● WRITTEN TASK
Please list all lines of the material below in which the string "this" occurs.

[Records from a dataset]
________________________________________

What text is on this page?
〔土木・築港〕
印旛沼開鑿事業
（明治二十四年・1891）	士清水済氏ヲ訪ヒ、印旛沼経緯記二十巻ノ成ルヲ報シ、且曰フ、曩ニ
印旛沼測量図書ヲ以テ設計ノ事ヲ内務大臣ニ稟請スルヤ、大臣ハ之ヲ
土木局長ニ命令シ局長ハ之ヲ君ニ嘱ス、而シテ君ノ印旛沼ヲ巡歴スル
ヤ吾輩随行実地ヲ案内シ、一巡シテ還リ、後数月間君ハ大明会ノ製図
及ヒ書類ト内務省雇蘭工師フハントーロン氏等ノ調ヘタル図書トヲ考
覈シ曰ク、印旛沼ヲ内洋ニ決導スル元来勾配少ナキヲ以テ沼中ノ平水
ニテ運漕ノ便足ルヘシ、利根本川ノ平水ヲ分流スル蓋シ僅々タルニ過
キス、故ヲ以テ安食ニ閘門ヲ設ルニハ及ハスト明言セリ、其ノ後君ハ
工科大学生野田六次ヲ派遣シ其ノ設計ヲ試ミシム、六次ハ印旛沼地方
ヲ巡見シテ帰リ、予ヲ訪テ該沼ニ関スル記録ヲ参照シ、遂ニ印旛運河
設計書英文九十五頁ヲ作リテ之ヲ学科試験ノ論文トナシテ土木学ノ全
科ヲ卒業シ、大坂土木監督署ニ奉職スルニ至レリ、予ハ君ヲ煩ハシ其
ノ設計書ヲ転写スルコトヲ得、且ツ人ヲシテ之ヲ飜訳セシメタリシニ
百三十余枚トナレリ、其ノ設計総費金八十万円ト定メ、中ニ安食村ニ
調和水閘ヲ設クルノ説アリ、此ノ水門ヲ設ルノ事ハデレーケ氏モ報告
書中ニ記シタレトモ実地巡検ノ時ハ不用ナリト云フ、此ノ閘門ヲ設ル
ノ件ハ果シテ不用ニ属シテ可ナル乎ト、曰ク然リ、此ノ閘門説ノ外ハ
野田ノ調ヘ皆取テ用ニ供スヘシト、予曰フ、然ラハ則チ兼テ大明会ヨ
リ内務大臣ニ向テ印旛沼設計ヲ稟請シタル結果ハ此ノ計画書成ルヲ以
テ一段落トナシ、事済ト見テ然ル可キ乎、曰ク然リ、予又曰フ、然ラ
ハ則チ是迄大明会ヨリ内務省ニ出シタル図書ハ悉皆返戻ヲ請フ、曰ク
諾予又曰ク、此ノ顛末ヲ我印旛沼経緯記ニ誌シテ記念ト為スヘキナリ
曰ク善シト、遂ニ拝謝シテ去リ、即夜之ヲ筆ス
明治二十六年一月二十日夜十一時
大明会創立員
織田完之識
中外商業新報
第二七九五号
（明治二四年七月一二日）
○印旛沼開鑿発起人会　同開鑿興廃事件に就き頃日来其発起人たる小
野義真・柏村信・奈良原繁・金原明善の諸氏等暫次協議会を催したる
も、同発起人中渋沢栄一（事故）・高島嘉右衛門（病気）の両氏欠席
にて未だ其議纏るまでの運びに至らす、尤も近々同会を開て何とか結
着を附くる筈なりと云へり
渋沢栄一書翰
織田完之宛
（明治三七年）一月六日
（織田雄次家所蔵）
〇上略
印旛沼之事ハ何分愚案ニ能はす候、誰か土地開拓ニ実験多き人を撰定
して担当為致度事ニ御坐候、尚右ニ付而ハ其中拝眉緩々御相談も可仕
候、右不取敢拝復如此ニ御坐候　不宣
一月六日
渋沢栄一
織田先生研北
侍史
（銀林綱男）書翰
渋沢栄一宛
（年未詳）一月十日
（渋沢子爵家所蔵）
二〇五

________________________________________

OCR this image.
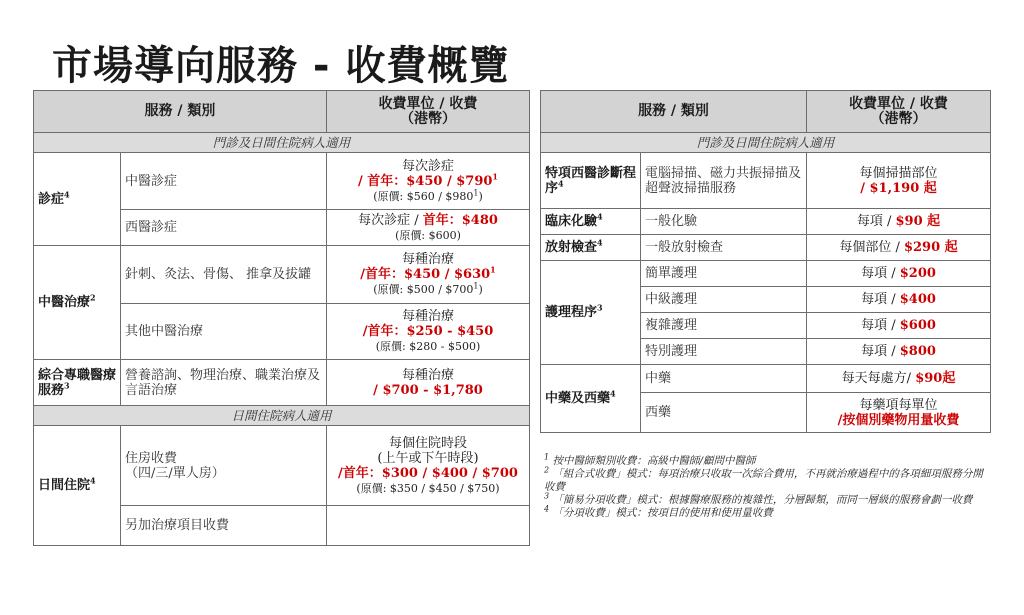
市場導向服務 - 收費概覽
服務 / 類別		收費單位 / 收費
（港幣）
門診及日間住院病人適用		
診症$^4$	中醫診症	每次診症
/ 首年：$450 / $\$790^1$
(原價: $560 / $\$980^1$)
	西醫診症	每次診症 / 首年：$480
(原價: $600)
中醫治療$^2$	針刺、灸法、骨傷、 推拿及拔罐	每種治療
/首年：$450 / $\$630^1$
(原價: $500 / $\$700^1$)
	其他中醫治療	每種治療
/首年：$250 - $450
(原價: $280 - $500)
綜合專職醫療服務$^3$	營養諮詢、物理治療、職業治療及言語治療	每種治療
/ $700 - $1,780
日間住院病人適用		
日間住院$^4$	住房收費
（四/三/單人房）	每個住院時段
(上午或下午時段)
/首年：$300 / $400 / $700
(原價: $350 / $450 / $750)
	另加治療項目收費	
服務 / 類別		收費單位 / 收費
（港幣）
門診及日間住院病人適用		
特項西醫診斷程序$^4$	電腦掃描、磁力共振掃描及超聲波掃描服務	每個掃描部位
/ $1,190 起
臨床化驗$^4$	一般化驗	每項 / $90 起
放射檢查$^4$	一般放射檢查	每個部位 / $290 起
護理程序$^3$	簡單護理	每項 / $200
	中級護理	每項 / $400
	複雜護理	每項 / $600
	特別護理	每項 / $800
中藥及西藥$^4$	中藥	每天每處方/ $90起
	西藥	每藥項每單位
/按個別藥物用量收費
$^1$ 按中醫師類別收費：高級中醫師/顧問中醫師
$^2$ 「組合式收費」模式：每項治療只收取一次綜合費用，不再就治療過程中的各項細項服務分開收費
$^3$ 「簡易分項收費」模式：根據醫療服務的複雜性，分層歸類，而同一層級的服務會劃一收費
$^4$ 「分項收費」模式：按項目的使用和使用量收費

________________________________________

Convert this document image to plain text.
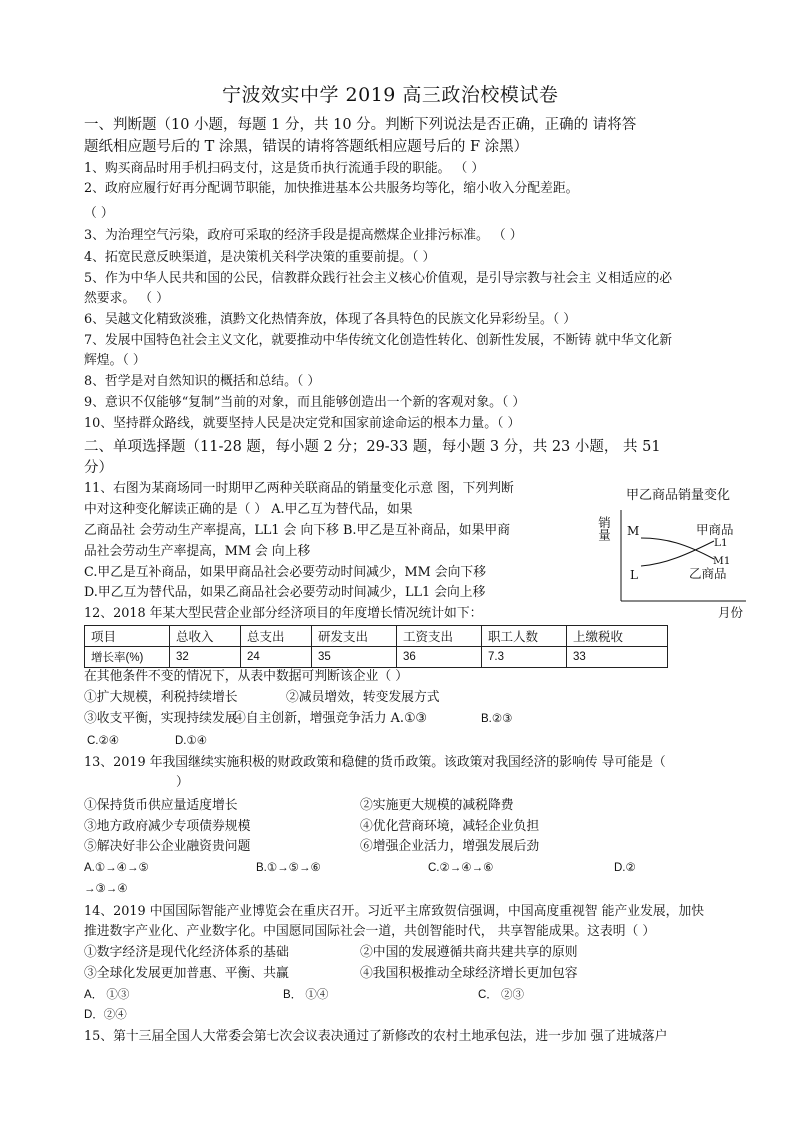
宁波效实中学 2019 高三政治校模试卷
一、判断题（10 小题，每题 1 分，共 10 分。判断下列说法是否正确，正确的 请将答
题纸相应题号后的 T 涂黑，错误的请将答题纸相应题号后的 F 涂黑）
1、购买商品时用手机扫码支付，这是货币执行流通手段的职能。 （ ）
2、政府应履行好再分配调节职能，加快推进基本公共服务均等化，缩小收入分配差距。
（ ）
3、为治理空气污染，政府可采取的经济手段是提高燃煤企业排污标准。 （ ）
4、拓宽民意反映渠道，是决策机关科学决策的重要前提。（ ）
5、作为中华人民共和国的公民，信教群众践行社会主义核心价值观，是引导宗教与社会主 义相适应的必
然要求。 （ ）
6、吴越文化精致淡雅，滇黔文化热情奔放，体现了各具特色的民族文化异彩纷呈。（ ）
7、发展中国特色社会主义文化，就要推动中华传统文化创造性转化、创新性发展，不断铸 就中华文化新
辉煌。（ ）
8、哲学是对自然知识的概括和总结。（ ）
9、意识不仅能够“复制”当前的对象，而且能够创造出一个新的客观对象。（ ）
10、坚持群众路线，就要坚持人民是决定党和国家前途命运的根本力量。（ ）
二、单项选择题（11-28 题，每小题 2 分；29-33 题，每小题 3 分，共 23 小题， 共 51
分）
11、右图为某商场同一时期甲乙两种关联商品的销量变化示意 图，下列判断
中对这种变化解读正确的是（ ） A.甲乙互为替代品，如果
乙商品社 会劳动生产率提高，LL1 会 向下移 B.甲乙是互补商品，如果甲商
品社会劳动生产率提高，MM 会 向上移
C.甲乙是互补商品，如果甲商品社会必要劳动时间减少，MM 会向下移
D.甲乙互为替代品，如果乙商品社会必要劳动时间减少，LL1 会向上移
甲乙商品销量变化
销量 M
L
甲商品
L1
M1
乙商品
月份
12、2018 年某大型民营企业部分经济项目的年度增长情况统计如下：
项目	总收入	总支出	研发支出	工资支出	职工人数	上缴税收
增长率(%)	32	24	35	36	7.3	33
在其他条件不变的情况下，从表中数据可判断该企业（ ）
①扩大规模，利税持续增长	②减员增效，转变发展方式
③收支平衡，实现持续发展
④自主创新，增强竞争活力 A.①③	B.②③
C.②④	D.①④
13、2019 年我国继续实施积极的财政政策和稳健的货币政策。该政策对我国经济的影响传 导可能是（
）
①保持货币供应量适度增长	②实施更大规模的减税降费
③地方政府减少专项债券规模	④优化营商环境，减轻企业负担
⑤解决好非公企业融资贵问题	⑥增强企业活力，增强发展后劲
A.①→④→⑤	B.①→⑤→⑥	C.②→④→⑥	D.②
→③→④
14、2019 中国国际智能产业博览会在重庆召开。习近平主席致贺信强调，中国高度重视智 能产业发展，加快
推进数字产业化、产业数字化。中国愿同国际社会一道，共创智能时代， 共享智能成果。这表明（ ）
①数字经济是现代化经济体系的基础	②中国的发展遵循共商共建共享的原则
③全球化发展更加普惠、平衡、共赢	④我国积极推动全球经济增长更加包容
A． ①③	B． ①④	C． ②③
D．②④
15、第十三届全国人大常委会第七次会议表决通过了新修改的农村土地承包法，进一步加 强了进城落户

________________________________________

● THE OUTPUT
What text is on this page?
OCR this image.
Convert this document image to plain text.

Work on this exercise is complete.